• [EXERCISE REQUIREMENTS] From the listing below, pull out every line where the string "filing" appears.

• [RECORDS PROVIDED]
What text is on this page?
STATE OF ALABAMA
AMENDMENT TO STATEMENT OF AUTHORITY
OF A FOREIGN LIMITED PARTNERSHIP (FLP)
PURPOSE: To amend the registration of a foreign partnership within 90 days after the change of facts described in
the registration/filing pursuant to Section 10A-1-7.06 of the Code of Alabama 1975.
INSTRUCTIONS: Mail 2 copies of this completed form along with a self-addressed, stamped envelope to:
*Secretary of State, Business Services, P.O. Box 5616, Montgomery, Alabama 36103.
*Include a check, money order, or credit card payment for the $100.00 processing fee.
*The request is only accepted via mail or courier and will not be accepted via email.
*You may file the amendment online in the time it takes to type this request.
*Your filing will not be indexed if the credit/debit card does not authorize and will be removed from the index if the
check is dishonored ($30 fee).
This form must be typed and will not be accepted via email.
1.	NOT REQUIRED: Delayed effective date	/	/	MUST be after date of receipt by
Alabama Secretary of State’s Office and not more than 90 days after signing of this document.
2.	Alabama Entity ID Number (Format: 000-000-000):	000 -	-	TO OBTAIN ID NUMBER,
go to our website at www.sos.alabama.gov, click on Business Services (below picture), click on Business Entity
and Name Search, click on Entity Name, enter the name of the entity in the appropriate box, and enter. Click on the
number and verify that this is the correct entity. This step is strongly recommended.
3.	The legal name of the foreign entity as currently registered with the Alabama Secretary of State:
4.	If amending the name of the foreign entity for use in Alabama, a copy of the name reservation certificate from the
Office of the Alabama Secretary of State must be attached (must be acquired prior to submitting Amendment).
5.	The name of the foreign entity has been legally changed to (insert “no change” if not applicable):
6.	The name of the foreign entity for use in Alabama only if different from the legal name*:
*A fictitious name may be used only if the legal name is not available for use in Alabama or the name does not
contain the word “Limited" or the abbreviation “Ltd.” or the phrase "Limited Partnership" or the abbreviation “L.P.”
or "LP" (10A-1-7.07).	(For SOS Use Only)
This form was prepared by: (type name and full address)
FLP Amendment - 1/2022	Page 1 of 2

• [RESULT OF THIS EXERCISE]
the registration/filing pursuant to Section 10A-1-7.06 of the Code of Alabama 1975.
*Your filing will not be indexed if the credit/debit card does not authorize and will be removed from the index if the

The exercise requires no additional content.